▶ TASK INSTRUCTIONS
Check every line of the material below for the string "excluyendo", and return the ones that have it.
·····
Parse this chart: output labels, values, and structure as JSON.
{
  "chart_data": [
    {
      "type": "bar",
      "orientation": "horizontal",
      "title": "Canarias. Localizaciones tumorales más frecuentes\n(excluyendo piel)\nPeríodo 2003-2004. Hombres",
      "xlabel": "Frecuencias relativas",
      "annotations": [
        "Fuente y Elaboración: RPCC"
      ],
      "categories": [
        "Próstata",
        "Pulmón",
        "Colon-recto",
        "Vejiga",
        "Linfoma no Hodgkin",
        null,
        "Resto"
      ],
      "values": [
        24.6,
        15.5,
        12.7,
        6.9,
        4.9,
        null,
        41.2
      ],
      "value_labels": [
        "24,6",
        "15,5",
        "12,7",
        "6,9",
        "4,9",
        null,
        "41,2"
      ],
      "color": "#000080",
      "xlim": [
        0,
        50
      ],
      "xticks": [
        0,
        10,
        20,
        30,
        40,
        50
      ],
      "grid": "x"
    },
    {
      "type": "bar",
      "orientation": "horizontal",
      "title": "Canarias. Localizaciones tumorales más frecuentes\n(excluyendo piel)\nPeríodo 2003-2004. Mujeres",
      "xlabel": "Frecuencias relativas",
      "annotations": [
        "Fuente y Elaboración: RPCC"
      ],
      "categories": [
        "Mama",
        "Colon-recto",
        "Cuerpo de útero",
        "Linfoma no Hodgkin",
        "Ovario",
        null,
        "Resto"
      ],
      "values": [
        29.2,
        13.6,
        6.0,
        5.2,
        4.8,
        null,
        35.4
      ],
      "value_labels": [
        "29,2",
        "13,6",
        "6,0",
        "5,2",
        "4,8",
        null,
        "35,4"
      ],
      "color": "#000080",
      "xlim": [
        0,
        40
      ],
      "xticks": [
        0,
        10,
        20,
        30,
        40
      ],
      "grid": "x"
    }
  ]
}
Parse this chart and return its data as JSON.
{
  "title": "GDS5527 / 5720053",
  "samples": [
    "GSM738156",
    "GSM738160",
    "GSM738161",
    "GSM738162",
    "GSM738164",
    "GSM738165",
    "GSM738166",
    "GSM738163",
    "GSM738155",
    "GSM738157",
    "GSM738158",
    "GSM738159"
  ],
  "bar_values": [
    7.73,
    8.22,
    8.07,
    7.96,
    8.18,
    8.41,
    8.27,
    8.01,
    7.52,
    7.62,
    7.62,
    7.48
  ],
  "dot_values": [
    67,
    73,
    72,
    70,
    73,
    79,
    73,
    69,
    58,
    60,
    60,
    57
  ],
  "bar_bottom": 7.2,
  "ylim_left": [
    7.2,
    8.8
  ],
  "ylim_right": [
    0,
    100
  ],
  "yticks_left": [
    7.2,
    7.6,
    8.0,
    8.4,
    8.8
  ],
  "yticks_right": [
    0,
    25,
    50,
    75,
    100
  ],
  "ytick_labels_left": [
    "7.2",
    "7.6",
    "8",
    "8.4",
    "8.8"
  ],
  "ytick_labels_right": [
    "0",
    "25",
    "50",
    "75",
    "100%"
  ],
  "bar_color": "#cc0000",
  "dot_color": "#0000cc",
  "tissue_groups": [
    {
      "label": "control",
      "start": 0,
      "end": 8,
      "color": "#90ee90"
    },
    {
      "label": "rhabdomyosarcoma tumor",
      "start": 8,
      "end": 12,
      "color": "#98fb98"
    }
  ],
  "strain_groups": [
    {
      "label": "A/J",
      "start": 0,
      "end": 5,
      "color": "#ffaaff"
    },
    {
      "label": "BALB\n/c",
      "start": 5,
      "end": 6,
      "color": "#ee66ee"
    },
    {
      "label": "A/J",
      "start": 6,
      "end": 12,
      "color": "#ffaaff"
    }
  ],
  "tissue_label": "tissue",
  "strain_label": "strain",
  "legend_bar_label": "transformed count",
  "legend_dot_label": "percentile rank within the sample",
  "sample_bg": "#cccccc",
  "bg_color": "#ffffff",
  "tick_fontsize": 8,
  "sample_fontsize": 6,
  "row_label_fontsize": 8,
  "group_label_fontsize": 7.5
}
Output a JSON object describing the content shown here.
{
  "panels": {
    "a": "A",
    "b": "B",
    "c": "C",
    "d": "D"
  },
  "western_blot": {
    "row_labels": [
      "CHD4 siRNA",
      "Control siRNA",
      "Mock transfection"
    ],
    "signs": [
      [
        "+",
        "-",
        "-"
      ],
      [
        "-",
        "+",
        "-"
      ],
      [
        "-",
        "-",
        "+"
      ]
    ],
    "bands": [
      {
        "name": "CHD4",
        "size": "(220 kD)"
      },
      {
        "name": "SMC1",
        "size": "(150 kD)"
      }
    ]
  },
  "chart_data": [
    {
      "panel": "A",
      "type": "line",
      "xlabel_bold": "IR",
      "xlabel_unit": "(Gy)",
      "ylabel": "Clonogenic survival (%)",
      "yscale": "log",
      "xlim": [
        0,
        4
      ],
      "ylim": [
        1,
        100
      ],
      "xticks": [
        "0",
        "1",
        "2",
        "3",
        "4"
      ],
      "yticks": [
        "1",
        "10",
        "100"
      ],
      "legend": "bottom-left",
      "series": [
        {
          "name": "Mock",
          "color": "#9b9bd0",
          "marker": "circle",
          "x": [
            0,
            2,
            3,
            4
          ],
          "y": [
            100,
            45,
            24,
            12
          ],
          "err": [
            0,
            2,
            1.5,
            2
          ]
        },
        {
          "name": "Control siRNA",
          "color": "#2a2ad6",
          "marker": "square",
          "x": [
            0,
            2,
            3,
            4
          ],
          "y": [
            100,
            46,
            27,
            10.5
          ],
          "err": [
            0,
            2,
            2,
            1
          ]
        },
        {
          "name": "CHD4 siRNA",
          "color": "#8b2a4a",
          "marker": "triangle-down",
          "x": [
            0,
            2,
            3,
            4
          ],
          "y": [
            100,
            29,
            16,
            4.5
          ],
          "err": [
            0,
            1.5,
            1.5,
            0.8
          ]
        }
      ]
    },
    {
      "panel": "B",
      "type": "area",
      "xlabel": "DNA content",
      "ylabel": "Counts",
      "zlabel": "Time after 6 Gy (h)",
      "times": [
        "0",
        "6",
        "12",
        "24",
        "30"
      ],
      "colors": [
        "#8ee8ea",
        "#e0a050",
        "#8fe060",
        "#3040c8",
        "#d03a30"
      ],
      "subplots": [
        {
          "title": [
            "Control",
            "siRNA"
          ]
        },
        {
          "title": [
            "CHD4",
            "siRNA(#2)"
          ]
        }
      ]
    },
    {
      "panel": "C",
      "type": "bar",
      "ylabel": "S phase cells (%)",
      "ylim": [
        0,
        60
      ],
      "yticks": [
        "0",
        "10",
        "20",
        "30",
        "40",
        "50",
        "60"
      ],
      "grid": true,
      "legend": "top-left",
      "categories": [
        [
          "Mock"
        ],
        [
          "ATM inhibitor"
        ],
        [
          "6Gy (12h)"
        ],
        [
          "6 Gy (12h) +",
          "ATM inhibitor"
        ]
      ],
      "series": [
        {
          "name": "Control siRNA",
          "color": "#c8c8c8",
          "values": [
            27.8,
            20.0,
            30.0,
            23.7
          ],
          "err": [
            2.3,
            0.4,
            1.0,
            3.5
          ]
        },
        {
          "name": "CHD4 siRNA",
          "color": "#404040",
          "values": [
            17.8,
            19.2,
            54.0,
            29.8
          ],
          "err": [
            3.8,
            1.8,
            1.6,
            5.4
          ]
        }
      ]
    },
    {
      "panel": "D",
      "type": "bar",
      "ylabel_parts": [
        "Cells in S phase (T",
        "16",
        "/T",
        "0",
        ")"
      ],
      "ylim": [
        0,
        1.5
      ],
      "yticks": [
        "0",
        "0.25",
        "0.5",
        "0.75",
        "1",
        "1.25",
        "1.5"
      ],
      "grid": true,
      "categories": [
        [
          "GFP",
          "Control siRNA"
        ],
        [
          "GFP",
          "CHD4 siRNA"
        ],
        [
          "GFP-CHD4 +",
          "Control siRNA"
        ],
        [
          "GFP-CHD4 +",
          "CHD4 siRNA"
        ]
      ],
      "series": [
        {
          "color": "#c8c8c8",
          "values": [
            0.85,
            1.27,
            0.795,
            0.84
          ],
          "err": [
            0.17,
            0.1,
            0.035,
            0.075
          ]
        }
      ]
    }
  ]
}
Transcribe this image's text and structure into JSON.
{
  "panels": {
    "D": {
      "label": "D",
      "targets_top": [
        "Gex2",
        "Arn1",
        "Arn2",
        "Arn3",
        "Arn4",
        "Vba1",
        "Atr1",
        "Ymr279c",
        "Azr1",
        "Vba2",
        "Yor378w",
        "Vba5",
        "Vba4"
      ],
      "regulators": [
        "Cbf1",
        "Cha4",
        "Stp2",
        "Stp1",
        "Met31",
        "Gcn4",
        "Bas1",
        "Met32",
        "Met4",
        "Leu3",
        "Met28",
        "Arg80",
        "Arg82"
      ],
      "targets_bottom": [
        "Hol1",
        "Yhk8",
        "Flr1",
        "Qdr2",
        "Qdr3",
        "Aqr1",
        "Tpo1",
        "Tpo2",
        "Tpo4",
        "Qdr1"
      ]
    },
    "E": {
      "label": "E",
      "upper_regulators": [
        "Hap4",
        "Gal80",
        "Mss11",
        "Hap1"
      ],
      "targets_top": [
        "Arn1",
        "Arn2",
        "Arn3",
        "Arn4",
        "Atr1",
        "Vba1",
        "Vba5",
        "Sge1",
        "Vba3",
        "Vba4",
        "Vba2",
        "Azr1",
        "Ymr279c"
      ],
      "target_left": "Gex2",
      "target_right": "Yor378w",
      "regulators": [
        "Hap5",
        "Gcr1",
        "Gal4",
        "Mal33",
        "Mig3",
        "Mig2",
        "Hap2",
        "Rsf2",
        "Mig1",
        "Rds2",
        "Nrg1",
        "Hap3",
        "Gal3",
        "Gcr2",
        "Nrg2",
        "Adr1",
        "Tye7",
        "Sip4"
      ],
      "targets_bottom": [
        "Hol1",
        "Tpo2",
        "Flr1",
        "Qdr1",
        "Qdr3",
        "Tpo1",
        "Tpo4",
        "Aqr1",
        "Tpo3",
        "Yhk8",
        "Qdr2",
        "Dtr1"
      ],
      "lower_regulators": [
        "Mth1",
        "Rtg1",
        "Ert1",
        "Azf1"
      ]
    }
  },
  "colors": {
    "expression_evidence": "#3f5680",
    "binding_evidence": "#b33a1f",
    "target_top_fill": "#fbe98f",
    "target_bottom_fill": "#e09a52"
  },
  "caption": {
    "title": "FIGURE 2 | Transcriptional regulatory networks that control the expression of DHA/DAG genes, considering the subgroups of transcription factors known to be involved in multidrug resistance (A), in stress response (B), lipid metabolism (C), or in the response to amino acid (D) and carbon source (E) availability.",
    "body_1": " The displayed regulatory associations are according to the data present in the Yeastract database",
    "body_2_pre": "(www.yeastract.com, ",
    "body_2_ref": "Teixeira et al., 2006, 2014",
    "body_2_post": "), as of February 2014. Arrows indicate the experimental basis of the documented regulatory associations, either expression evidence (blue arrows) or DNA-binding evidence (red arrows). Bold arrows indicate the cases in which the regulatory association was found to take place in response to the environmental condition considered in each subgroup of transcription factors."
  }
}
·····
▶ TASK OUTPUT
      "title": "Canarias. Localizaciones tumorales más frecuentes\n(excluyendo piel)\nPeríodo 2003-2004. Hombres",
      "title": "Canarias. Localizaciones tumorales más frecuentes\n(excluyendo piel)\nPeríodo 2003-2004. Mujeres",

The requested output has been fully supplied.